» **GOAL**
In the data below, locate each line with the word "JSON" and list it.

» **Collected data**
----

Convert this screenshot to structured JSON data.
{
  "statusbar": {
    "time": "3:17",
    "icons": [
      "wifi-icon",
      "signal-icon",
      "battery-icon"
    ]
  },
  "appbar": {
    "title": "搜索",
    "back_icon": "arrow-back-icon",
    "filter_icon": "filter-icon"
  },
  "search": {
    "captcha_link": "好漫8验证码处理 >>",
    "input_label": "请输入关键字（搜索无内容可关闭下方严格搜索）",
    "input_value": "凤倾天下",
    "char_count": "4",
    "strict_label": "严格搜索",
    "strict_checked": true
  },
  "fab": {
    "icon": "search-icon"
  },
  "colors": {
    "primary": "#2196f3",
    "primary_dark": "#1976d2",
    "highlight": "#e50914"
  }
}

----

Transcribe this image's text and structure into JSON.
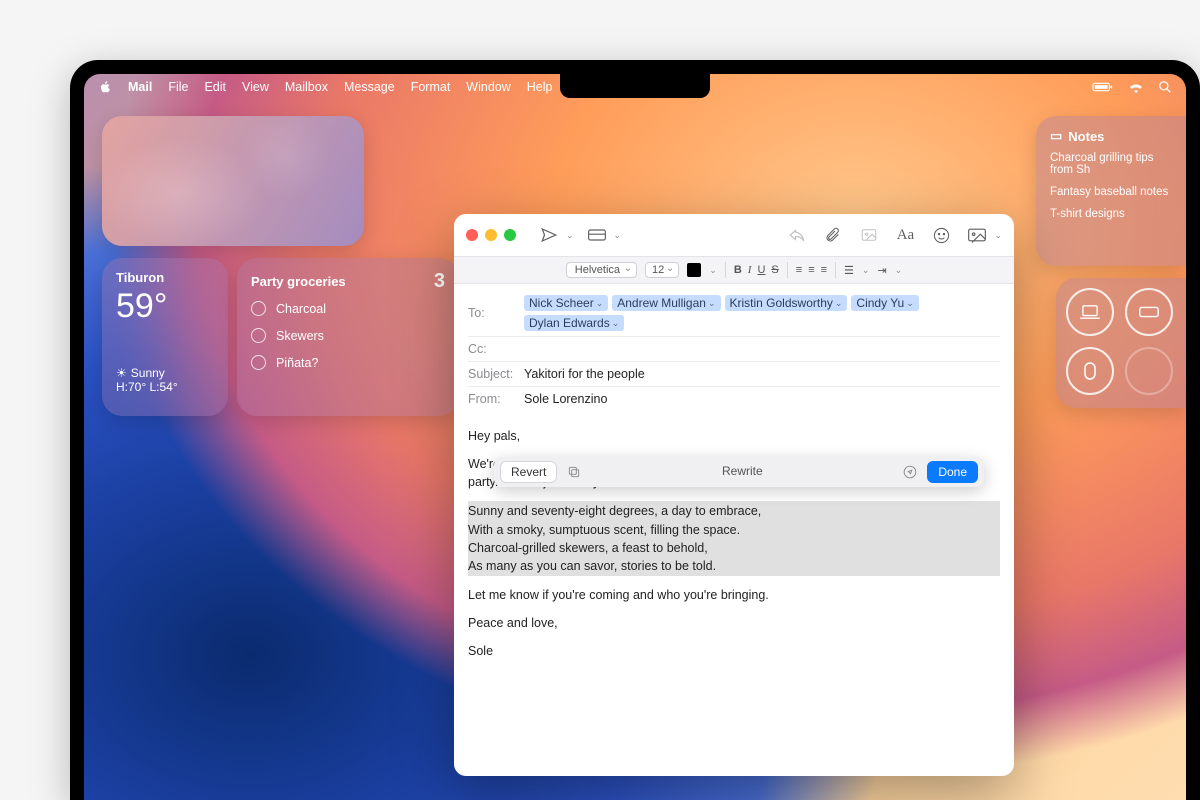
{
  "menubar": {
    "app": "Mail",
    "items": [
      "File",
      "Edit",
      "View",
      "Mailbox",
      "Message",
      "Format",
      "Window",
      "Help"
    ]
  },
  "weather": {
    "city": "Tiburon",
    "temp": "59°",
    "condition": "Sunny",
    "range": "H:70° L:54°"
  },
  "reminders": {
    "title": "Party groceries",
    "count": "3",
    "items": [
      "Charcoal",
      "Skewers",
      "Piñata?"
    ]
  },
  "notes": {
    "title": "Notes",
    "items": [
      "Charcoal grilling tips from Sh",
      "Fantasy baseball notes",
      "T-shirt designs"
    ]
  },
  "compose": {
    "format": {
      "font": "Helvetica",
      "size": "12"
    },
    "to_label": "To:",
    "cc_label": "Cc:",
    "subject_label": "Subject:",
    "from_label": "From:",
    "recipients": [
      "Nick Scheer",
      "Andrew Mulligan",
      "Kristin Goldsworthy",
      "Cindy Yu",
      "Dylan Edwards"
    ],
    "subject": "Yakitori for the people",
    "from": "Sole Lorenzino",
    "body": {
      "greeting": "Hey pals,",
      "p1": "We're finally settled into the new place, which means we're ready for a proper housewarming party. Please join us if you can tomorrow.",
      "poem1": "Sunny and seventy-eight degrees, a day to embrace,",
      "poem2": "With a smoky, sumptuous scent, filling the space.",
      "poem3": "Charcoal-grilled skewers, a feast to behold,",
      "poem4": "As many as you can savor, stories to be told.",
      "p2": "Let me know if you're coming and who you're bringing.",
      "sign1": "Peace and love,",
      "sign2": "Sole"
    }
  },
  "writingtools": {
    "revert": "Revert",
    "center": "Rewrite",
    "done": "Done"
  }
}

----

» **SOLUTION FOR THIS TASK**
Convert this screenshot to structured JSON data.
Transcribe this image's text and structure into JSON.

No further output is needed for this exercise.